#### WHAT YOU ARE ASKED TO DO
In the items below, copy out word for word every line starting at the one that contains "paragraph: – методами диагностики" and ending at the one that contains "cell-vd: 17.055 Специалист", with both of those lines included.

━━ DATASET ROWS ━━

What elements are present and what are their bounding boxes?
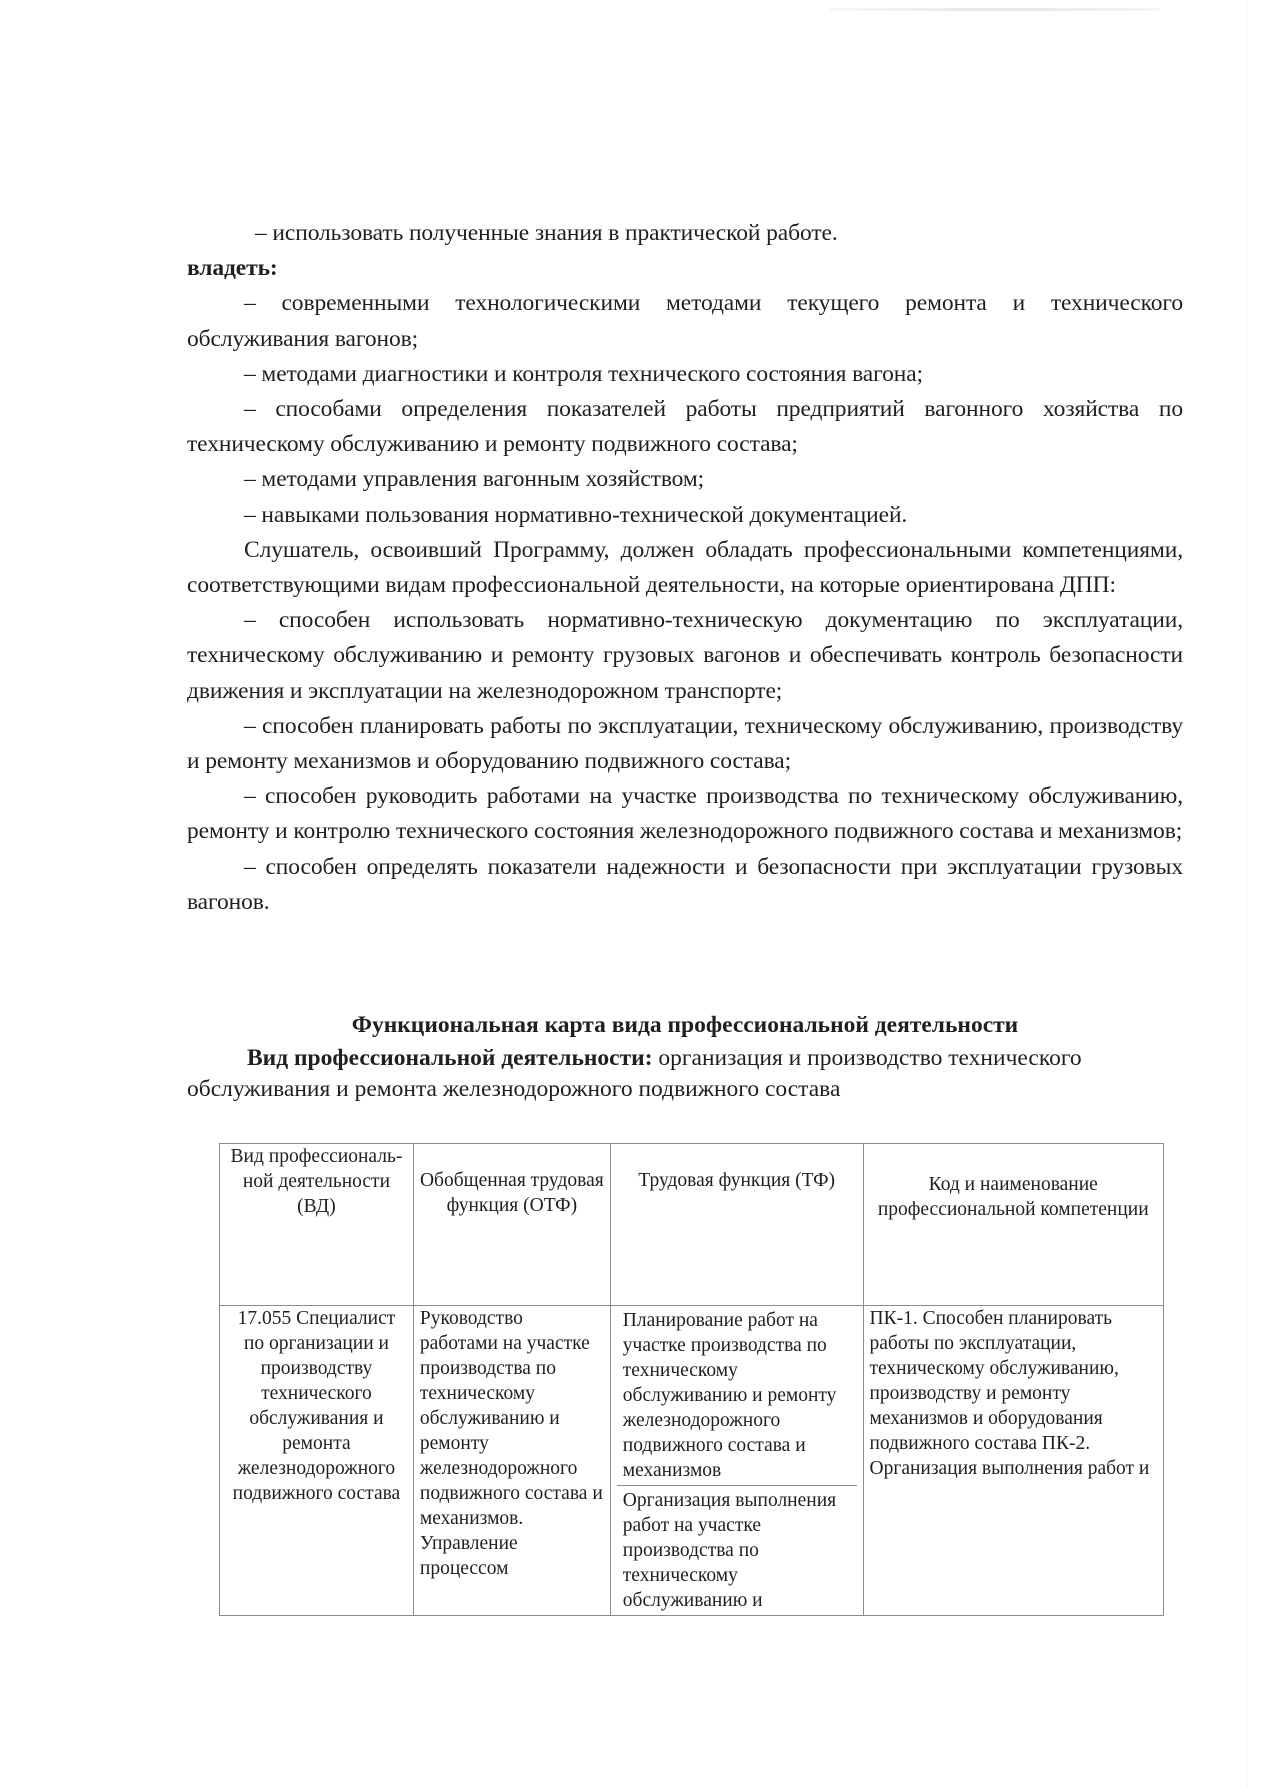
paragraph: – методами диагностики и контроля технического состояния вагона; (244, 360, 923, 387)
activity-type (187, 1043, 1183, 1105)
functional-map-section (187, 1010, 1183, 1105)
paragraph: Слушатель, освоивший Программу, должен обладать профессиональными компетенциями, соответствующими видам профессиональной деятельности, на которые ориентирована ДПП: (187, 536, 1183, 599)
section-label: владеть: (187, 255, 278, 282)
tf-item: Организация выполнения работ на участке производства по техническому обслуживанию и (617, 1485, 857, 1615)
section-title: Функциональная карта вида профессиональной деятельности (351, 1012, 1019, 1038)
cell-tf (610, 1306, 863, 1616)
paragraph: – методами управления вагонным хозяйством; (244, 466, 705, 493)
paragraph: – навыками пользования нормативно-технической документацией. (244, 501, 908, 528)
cell-vd: 17.055 Специалист по организации и производству технического обслуживания и ремонта железнодорожного подвижного состава (220, 1306, 414, 1616)
activity-type-value: организация и производство технического обслуживания и ремонта железнодорожного подвижного состава (187, 1045, 1082, 1102)
scan-artifact (830, 8, 1160, 11)
cell-otf: Руководство работами на участке производства по техническому обслуживанию и ремонту железнодорожного подвижного состава и механизмов. Управление процессом (413, 1306, 610, 1616)
tf-item: Планирование работ на участке производства по техническому обслуживанию и ремонту железнодорожного подвижного состава и механизмов (622, 1310, 837, 1481)
header-pk: Код и наименование профессиональной компетенции (863, 1144, 1164, 1306)
table-row (220, 1306, 1164, 1616)
paragraph: – использовать полученные знания в практической работе. (255, 220, 838, 246)
page-edge (1246, 0, 1247, 1788)
paragraph: – способен использовать нормативно-техническую документацию по эксплуатации, техническому обслуживанию и ремонту грузовых вагонов и обеспечивать контроль безопасности движения и эксплуатации на железнодорожном транспорте; (187, 607, 1183, 704)
header-otf: Обобщенная трудовая функция (ОТФ) (413, 1144, 610, 1306)
paragraph: – современными технологическими методами текущего ремонта и технического обслуживания вагонов; (187, 290, 1183, 352)
activity-type-label: Вид профессиональной деятельности: (247, 1045, 653, 1071)
body-text (187, 216, 1183, 920)
functional-map-table (219, 1143, 1164, 1616)
paragraph: – способами определения показателей работы предприятий вагонного хозяйства по техническому обслуживанию и ремонту подвижного состава; (187, 396, 1183, 458)
header-vd: Вид профессиональ-ной деятельности (ВД) (220, 1144, 414, 1306)
cell-pk: ПК-1. Способен планировать работы по эксплуатации, техническому обслуживанию, производству и ремонту механизмов и оборудования подвижного состава ПК-2. Организация выполнения работ и (863, 1306, 1164, 1616)
header-tf: Трудовая функция (ТФ) (610, 1144, 863, 1306)
paragraph: – способен определять показатели надежности и безопасности при эксплуатации грузовых вагонов. (187, 853, 1183, 915)
paragraph: – способен руководить работами на участке производства по техническому обслуживанию, ремонту и контролю технического состояния железнодорожного подвижного состава и механизмов; (187, 783, 1183, 845)
table-header-row (220, 1144, 1164, 1306)
paragraph: – способен планировать работы по эксплуатации, техническому обслуживанию, производству и ремонту механизмов и оборудованию подвижного состава; (187, 712, 1183, 775)
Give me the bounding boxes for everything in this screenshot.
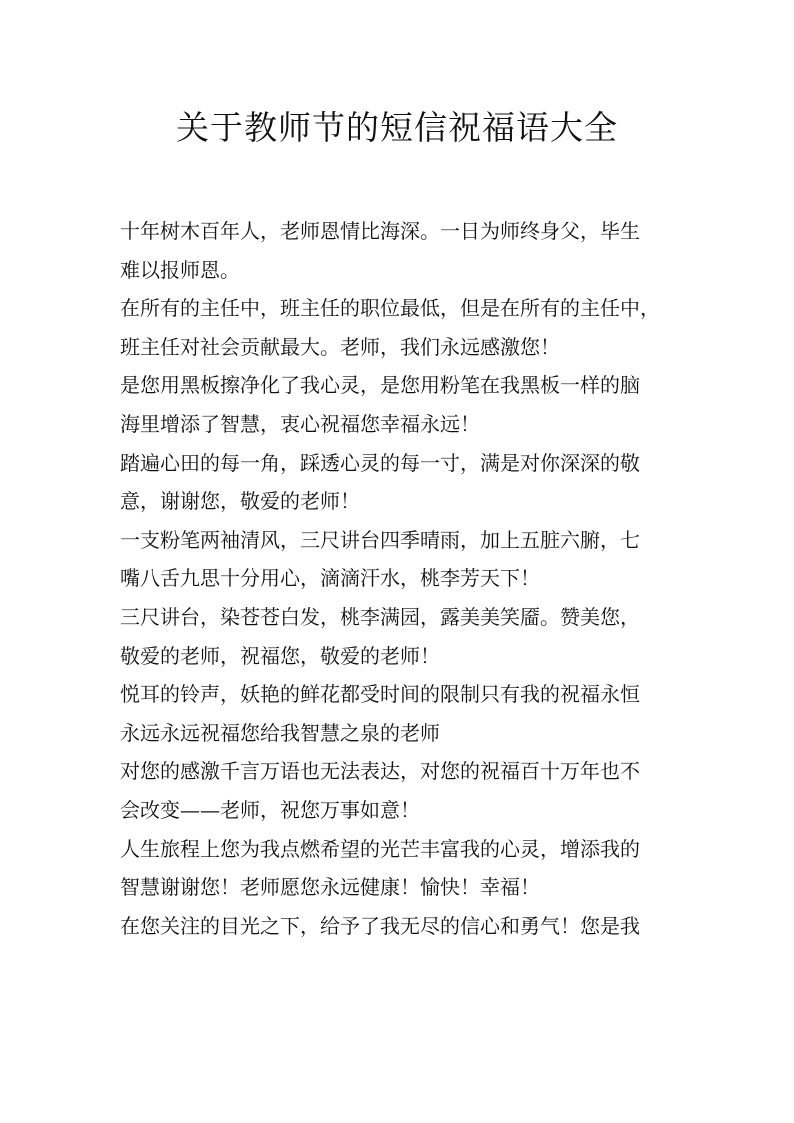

━━━

#### EXERCISE OUTPUT
paragraph: – методами диагностики и контроля технического состояния вагона; (244, 360, 923, 387)
activity-type (187, 1043, 1183, 1105)
functional-map-section (187, 1010, 1183, 1105)
paragraph: Слушатель, освоивший Программу, должен обладать профессиональными компетенциями, соответствующими видам профессиональной деятельности, на которые ориентирована ДПП: (187, 536, 1183, 599)
section-label: владеть: (187, 255, 278, 282)
tf-item: Организация выполнения работ на участке производства по техническому обслуживанию и (617, 1485, 857, 1615)
section-title: Функциональная карта вида профессиональной деятельности (351, 1012, 1019, 1038)
cell-tf (610, 1306, 863, 1616)
paragraph: – методами управления вагонным хозяйством; (244, 466, 705, 493)
paragraph: – навыками пользования нормативно-технической документацией. (244, 501, 908, 528)
cell-vd: 17.055 Специалист по организации и производству технического обслуживания и ремонта железнодорожного подвижного состава (220, 1306, 414, 1616)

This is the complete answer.